• [Given entries]:
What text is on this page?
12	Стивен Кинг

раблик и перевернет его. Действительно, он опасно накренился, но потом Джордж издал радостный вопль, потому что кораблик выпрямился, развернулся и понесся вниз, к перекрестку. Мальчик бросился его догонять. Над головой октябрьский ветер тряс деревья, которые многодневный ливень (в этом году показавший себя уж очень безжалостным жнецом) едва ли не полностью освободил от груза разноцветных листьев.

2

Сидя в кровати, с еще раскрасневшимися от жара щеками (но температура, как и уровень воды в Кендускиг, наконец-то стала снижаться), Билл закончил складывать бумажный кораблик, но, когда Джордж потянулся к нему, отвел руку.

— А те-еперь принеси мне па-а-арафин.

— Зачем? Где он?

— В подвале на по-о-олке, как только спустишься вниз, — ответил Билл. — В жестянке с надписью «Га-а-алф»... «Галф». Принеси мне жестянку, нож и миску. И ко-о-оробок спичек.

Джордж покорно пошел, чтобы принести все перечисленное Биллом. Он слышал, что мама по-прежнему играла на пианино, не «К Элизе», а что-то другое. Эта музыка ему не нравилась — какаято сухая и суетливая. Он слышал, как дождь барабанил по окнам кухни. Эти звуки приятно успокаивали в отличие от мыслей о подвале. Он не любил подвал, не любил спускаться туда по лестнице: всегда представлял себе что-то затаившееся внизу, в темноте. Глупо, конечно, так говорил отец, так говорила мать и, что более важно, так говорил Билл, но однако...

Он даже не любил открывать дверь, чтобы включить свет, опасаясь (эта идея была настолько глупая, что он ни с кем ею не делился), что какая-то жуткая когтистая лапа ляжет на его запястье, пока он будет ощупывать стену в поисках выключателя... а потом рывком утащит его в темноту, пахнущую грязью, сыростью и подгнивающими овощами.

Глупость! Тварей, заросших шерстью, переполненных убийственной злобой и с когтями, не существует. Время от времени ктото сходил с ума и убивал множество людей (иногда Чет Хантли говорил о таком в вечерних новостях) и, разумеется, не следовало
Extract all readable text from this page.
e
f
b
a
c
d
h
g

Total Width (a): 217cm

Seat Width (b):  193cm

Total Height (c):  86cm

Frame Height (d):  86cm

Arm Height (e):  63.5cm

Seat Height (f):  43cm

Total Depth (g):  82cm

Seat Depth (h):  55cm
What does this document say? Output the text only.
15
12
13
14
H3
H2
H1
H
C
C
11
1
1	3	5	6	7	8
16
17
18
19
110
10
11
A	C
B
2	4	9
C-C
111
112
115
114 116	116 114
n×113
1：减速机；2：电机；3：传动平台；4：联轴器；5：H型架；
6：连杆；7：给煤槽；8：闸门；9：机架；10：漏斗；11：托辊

• [Brief]:
Pull out each line containing the word "Height" and copy it.

• [Answer to this problem]:
Total Height (c):  86cm
Frame Height (d):  86cm
Arm Height (e):  63.5cm
Seat Height (f):  43cm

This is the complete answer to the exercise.